(Provided material):

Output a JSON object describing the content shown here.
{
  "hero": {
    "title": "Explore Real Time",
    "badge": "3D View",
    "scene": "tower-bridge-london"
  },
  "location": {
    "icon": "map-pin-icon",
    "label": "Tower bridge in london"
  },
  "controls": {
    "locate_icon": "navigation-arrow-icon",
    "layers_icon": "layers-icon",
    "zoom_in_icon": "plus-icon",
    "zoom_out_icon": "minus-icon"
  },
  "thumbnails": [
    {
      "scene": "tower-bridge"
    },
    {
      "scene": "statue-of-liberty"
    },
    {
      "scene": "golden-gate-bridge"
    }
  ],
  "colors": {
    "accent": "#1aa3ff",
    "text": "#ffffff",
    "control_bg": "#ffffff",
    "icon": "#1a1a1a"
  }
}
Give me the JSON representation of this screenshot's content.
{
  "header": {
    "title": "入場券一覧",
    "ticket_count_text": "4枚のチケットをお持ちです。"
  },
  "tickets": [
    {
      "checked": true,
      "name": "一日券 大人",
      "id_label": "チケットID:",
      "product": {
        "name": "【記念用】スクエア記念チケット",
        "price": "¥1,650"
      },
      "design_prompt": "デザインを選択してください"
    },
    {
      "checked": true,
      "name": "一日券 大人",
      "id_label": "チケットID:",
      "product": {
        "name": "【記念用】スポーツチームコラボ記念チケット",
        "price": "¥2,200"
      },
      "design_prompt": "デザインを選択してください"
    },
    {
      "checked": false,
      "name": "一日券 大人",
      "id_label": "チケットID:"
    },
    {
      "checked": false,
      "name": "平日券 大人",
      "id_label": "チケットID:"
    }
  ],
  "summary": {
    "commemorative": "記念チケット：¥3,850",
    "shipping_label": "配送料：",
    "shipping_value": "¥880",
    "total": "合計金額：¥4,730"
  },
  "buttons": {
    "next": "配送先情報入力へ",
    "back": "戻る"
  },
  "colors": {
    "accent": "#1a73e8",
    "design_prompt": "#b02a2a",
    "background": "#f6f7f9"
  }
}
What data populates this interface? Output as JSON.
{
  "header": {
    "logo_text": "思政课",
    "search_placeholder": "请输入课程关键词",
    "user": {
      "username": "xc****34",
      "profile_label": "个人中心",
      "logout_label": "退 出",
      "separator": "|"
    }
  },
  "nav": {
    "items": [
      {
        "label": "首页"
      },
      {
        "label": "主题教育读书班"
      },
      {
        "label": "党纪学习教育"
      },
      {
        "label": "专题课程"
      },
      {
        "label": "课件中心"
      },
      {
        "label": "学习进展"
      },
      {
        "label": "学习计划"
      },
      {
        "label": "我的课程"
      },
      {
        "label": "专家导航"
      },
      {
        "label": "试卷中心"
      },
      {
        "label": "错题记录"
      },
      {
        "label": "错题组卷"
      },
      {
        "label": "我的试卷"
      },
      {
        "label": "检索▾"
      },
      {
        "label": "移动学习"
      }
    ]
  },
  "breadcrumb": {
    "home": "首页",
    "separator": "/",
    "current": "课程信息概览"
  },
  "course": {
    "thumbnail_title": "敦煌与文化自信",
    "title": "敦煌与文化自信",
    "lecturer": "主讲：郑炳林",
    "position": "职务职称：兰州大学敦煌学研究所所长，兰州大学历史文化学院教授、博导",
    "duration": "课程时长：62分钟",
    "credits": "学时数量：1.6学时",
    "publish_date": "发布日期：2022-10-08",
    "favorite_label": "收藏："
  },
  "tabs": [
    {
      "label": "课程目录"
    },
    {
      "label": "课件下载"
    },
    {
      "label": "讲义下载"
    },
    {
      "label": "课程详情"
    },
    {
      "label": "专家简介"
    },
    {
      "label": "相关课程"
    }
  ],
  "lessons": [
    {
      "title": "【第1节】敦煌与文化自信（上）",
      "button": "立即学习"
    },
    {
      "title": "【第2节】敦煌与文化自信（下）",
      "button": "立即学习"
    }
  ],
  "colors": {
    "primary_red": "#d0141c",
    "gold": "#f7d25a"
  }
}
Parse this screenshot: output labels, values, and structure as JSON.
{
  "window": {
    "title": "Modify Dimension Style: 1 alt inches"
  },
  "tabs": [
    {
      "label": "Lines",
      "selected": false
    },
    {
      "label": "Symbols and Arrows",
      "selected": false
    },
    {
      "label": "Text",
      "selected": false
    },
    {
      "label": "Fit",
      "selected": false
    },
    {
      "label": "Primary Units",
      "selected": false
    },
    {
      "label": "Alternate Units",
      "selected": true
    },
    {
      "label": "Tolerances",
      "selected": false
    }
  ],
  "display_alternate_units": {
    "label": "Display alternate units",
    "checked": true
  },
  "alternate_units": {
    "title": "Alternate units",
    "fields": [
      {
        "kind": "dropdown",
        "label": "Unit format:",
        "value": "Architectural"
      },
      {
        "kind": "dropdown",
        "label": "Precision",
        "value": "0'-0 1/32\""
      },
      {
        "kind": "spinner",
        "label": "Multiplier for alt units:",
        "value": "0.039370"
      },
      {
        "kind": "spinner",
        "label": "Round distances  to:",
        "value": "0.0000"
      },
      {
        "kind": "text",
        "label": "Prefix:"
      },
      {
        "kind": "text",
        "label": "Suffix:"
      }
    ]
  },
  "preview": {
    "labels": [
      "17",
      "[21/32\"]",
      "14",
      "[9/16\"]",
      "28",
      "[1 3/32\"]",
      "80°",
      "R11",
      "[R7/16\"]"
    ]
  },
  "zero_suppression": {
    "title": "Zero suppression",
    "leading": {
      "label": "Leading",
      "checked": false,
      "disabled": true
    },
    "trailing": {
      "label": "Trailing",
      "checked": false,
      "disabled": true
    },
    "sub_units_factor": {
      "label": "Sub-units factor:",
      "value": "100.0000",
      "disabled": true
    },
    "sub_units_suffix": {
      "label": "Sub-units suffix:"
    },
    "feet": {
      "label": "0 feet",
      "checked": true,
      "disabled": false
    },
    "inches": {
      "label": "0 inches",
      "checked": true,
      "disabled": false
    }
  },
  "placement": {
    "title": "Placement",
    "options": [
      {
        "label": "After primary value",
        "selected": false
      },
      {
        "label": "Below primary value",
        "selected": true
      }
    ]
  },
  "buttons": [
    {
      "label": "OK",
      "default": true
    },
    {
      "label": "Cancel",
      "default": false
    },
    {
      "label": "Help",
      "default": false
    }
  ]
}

(What this task involves): Reproduce the full listing word for word.

(Full answer):
Output a JSON object describing the content shown here.
{
  "hero": {
    "title": "Explore Real Time",
    "badge": "3D View",
    "scene": "tower-bridge-london"
  },
  "location": {
    "icon": "map-pin-icon",
    "label": "Tower bridge in london"
  },
  "controls": {
    "locate_icon": "navigation-arrow-icon",
    "layers_icon": "layers-icon",
    "zoom_in_icon": "plus-icon",
    "zoom_out_icon": "minus-icon"
  },
  "thumbnails": [
    {
      "scene": "tower-bridge"
    },
    {
      "scene": "statue-of-liberty"
    },
    {
      "scene": "golden-gate-bridge"
    }
  ],
  "colors": {
    "accent": "#1aa3ff",
    "text": "#ffffff",
    "control_bg": "#ffffff",
    "icon": "#1a1a1a"
  }
}
Give me the JSON representation of this screenshot's content.
{
  "header": {
    "title": "入場券一覧",
    "ticket_count_text": "4枚のチケットをお持ちです。"
  },
  "tickets": [
    {
      "checked": true,
      "name": "一日券 大人",
      "id_label": "チケットID:",
      "product": {
        "name": "【記念用】スクエア記念チケット",
        "price": "¥1,650"
      },
      "design_prompt": "デザインを選択してください"
    },
    {
      "checked": true,
      "name": "一日券 大人",
      "id_label": "チケットID:",
      "product": {
        "name": "【記念用】スポーツチームコラボ記念チケット",
        "price": "¥2,200"
      },
      "design_prompt": "デザインを選択してください"
    },
    {
      "checked": false,
      "name": "一日券 大人",
      "id_label": "チケットID:"
    },
    {
      "checked": false,
      "name": "平日券 大人",
      "id_label": "チケットID:"
    }
  ],
  "summary": {
    "commemorative": "記念チケット：¥3,850",
    "shipping_label": "配送料：",
    "shipping_value": "¥880",
    "total": "合計金額：¥4,730"
  },
  "buttons": {
    "next": "配送先情報入力へ",
    "back": "戻る"
  },
  "colors": {
    "accent": "#1a73e8",
    "design_prompt": "#b02a2a",
    "background": "#f6f7f9"
  }
}
What data populates this interface? Output as JSON.
{
  "header": {
    "logo_text": "思政课",
    "search_placeholder": "请输入课程关键词",
    "user": {
      "username": "xc****34",
      "profile_label": "个人中心",
      "logout_label": "退 出",
      "separator": "|"
    }
  },
  "nav": {
    "items": [
      {
        "label": "首页"
      },
      {
        "label": "主题教育读书班"
      },
      {
        "label": "党纪学习教育"
      },
      {
        "label": "专题课程"
      },
      {
        "label": "课件中心"
      },
      {
        "label": "学习进展"
      },
      {
        "label": "学习计划"
      },
      {
        "label": "我的课程"
      },
      {
        "label": "专家导航"
      },
      {
        "label": "试卷中心"
      },
      {
        "label": "错题记录"
      },
      {
        "label": "错题组卷"
      },
      {
        "label": "我的试卷"
      },
      {
        "label": "检索▾"
      },
      {
        "label": "移动学习"
      }
    ]
  },
  "breadcrumb": {
    "home": "首页",
    "separator": "/",
    "current": "课程信息概览"
  },
  "course": {
    "thumbnail_title": "敦煌与文化自信",
    "title": "敦煌与文化自信",
    "lecturer": "主讲：郑炳林",
    "position": "职务职称：兰州大学敦煌学研究所所长，兰州大学历史文化学院教授、博导",
    "duration": "课程时长：62分钟",
    "credits": "学时数量：1.6学时",
    "publish_date": "发布日期：2022-10-08",
    "favorite_label": "收藏："
  },
  "tabs": [
    {
      "label": "课程目录"
    },
    {
      "label": "课件下载"
    },
    {
      "label": "讲义下载"
    },
    {
      "label": "课程详情"
    },
    {
      "label": "专家简介"
    },
    {
      "label": "相关课程"
    }
  ],
  "lessons": [
    {
      "title": "【第1节】敦煌与文化自信（上）",
      "button": "立即学习"
    },
    {
      "title": "【第2节】敦煌与文化自信（下）",
      "button": "立即学习"
    }
  ],
  "colors": {
    "primary_red": "#d0141c",
    "gold": "#f7d25a"
  }
}
Parse this screenshot: output labels, values, and structure as JSON.
{
  "window": {
    "title": "Modify Dimension Style: 1 alt inches"
  },
  "tabs": [
    {
      "label": "Lines",
      "selected": false
    },
    {
      "label": "Symbols and Arrows",
      "selected": false
    },
    {
      "label": "Text",
      "selected": false
    },
    {
      "label": "Fit",
      "selected": false
    },
    {
      "label": "Primary Units",
      "selected": false
    },
    {
      "label": "Alternate Units",
      "selected": true
    },
    {
      "label": "Tolerances",
      "selected": false
    }
  ],
  "display_alternate_units": {
    "label": "Display alternate units",
    "checked": true
  },
  "alternate_units": {
    "title": "Alternate units",
    "fields": [
      {
        "kind": "dropdown",
        "label": "Unit format:",
        "value": "Architectural"
      },
      {
        "kind": "dropdown",
        "label": "Precision",
        "value": "0'-0 1/32\""
      },
      {
        "kind": "spinner",
        "label": "Multiplier for alt units:",
        "value": "0.039370"
      },
      {
        "kind": "spinner",
        "label": "Round distances  to:",
        "value": "0.0000"
      },
      {
        "kind": "text",
        "label": "Prefix:"
      },
      {
        "kind": "text",
        "label": "Suffix:"
      }
    ]
  },
  "preview": {
    "labels": [
      "17",
      "[21/32\"]",
      "14",
      "[9/16\"]",
      "28",
      "[1 3/32\"]",
      "80°",
      "R11",
      "[R7/16\"]"
    ]
  },
  "zero_suppression": {
    "title": "Zero suppression",
    "leading": {
      "label": "Leading",
      "checked": false,
      "disabled": true
    },
    "trailing": {
      "label": "Trailing",
      "checked": false,
      "disabled": true
    },
    "sub_units_factor": {
      "label": "Sub-units factor:",
      "value": "100.0000",
      "disabled": true
    },
    "sub_units_suffix": {
      "label": "Sub-units suffix:"
    },
    "feet": {
      "label": "0 feet",
      "checked": true,
      "disabled": false
    },
    "inches": {
      "label": "0 inches",
      "checked": true,
      "disabled": false
    }
  },
  "placement": {
    "title": "Placement",
    "options": [
      {
        "label": "After primary value",
        "selected": false
      },
      {
        "label": "Below primary value",
        "selected": true
      }
    ]
  },
  "buttons": [
    {
      "label": "OK",
      "default": true
    },
    {
      "label": "Cancel",
      "default": false
    },
    {
      "label": "Help",
      "default": false
    }
  ]
}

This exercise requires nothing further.